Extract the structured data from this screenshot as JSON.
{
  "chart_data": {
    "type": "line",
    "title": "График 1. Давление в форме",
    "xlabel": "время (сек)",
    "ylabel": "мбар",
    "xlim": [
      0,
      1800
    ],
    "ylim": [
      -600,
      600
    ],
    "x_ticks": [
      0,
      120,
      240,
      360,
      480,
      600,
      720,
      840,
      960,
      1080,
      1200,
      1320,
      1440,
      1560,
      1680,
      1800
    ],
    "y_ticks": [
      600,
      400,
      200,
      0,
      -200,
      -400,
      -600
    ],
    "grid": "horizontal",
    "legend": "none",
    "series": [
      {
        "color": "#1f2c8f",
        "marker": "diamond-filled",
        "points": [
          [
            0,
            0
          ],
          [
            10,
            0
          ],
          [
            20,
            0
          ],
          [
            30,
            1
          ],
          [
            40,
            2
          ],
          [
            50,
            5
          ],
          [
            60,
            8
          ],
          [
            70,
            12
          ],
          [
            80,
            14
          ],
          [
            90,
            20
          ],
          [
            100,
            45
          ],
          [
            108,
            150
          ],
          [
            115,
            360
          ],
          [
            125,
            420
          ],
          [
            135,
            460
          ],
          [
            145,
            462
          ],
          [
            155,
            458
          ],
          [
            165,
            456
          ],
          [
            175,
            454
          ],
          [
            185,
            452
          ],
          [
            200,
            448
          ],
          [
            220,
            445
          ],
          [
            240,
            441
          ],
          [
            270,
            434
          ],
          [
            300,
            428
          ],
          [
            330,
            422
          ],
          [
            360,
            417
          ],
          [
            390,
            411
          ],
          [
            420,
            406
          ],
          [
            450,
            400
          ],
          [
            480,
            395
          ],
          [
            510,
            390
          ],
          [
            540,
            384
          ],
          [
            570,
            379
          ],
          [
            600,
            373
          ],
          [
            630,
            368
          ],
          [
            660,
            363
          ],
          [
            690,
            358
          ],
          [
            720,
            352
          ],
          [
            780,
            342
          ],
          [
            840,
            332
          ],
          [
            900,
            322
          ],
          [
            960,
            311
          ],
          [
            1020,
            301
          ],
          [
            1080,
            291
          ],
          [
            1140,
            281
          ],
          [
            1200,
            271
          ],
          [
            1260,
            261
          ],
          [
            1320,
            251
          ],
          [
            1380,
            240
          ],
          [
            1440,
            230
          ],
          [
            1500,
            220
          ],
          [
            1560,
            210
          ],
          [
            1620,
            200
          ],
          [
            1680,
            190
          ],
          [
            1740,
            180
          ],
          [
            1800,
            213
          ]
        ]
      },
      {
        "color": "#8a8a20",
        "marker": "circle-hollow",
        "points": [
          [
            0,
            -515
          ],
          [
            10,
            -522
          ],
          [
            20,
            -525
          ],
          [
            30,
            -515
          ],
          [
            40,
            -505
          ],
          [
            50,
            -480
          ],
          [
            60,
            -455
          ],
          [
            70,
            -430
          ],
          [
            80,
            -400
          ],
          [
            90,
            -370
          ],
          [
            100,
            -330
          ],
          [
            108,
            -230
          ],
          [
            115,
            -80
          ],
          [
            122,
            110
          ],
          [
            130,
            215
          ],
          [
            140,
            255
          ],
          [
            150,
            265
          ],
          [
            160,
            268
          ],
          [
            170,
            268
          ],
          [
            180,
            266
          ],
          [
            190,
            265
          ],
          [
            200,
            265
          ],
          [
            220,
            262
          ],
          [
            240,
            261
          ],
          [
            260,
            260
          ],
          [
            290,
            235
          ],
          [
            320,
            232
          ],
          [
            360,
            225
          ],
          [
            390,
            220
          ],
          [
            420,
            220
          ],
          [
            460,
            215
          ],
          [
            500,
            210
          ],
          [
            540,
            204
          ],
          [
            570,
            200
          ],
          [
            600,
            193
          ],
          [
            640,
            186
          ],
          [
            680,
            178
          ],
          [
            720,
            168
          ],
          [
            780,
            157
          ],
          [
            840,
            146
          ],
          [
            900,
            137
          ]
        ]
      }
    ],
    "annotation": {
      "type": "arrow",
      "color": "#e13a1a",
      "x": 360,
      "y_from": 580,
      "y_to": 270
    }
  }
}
---*---
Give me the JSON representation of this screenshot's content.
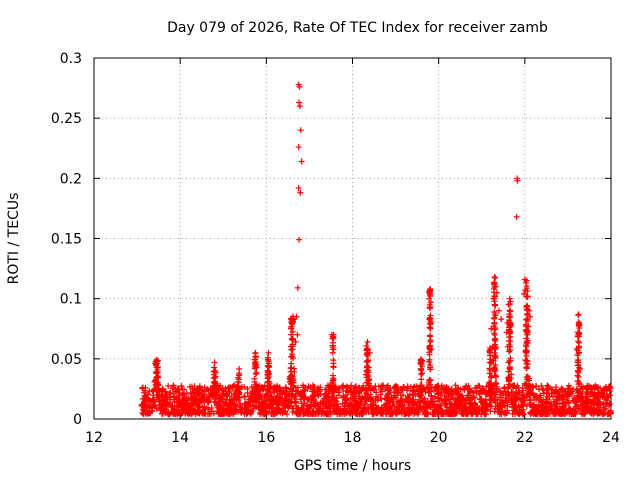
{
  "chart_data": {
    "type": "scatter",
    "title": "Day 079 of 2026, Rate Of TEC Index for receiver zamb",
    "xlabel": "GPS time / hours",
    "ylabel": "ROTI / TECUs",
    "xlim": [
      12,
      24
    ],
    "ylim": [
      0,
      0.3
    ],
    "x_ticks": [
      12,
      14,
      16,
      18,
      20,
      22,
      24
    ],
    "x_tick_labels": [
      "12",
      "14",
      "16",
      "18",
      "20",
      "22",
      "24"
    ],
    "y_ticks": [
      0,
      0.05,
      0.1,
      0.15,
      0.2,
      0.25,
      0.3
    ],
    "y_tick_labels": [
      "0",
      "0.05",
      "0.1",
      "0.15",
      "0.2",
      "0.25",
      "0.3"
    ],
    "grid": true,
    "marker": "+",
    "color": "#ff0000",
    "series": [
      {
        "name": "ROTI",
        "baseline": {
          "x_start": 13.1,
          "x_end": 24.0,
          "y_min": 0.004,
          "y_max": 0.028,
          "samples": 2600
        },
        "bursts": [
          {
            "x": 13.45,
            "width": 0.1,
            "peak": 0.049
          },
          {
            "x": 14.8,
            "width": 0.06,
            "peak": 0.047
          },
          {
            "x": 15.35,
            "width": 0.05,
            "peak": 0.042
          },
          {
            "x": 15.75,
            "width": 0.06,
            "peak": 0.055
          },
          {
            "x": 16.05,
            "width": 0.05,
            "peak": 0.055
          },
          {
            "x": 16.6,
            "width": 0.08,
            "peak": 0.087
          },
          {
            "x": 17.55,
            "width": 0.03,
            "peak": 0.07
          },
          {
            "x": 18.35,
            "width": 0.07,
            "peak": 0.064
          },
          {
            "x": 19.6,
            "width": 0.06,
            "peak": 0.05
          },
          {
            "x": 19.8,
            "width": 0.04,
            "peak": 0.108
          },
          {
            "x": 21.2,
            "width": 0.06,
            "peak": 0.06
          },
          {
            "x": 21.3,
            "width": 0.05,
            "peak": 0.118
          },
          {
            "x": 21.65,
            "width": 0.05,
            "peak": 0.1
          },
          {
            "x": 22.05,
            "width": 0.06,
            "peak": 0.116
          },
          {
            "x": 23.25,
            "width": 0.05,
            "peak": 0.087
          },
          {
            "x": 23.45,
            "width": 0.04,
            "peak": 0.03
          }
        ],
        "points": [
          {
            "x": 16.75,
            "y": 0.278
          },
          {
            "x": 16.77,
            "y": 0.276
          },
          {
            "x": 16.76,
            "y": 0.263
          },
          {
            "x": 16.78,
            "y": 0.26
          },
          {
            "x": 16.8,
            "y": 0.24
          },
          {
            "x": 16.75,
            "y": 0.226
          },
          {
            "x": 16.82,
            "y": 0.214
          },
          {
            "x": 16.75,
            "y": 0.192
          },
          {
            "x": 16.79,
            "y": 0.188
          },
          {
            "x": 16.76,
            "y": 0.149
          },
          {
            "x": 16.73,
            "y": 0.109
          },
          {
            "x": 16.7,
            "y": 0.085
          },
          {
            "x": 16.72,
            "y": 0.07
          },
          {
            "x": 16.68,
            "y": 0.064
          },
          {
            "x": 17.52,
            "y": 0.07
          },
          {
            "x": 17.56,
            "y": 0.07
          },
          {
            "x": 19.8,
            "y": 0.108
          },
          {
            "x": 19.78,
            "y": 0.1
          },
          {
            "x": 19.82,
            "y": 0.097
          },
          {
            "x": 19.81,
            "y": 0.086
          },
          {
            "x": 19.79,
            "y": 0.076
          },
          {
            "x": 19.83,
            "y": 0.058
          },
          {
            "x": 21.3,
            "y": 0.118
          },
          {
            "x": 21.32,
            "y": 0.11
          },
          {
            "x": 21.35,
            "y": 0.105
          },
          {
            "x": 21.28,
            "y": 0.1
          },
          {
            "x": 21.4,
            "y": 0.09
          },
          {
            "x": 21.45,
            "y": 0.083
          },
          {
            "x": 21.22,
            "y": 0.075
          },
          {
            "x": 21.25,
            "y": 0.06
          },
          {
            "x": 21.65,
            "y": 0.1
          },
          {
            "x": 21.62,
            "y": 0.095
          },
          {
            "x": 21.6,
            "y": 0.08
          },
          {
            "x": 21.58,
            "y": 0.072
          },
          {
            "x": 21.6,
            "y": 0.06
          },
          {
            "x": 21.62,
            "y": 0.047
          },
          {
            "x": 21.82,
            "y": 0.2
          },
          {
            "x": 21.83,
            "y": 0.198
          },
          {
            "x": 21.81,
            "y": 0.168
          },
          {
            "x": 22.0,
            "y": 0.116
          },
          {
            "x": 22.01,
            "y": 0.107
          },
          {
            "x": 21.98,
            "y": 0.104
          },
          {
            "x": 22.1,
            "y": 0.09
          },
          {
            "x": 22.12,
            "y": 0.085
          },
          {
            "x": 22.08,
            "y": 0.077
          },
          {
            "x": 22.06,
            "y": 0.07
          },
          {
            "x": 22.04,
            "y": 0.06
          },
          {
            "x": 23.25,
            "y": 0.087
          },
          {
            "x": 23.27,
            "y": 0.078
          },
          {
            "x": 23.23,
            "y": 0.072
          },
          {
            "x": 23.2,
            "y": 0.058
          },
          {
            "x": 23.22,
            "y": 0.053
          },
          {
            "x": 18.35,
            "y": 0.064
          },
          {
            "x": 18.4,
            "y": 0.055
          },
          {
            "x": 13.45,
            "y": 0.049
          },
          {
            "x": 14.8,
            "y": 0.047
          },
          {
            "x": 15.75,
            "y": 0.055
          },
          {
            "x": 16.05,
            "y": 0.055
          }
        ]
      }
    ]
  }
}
---*---
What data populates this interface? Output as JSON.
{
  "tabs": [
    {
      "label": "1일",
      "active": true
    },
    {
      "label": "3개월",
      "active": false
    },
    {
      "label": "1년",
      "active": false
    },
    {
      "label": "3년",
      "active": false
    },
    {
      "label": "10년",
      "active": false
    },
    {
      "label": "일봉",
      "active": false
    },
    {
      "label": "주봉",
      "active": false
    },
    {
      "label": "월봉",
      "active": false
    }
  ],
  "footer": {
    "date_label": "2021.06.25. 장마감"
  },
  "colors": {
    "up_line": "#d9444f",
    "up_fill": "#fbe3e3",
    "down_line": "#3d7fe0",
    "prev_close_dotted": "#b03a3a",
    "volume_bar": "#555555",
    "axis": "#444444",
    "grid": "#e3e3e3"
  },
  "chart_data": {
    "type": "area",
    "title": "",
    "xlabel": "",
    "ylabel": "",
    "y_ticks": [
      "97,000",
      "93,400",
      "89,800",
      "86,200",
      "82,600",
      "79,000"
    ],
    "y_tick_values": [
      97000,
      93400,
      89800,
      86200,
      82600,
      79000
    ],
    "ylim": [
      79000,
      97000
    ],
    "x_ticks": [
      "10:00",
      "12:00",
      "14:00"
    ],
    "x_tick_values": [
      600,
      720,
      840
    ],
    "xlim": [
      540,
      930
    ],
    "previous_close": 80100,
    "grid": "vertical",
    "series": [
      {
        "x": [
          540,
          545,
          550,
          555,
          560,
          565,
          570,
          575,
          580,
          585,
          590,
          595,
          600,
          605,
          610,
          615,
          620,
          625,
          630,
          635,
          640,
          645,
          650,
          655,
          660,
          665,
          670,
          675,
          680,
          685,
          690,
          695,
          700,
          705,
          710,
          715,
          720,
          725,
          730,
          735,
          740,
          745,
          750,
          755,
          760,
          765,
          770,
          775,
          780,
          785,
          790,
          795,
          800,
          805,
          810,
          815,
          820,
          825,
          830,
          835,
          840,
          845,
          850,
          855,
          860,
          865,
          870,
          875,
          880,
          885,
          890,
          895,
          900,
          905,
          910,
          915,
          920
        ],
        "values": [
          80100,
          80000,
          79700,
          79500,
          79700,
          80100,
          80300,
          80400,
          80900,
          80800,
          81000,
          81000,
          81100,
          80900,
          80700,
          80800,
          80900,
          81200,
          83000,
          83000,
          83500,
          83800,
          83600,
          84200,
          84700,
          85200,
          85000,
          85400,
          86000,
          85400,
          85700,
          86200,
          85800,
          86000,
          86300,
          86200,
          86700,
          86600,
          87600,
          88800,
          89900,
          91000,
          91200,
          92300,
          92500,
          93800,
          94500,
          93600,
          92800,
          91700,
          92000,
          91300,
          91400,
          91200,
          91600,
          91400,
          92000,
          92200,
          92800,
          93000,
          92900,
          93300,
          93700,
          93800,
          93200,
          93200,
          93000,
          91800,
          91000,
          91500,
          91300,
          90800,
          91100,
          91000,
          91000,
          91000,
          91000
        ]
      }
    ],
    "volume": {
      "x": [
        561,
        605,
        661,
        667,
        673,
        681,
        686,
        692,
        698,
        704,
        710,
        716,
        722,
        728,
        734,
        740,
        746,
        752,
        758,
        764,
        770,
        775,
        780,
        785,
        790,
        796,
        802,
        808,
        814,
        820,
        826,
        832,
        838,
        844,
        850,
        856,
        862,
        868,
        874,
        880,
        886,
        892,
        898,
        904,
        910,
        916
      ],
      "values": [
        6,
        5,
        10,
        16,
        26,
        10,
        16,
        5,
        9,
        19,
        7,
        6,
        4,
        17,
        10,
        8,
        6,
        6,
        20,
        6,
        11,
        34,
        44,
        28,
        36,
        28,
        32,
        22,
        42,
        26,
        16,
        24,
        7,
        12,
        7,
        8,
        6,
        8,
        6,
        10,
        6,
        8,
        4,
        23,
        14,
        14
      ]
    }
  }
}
---*---
Work out how many lines in the entries hold the string "screenshot". Your answer should consist solely of that number.

[Answer to this exercise] 2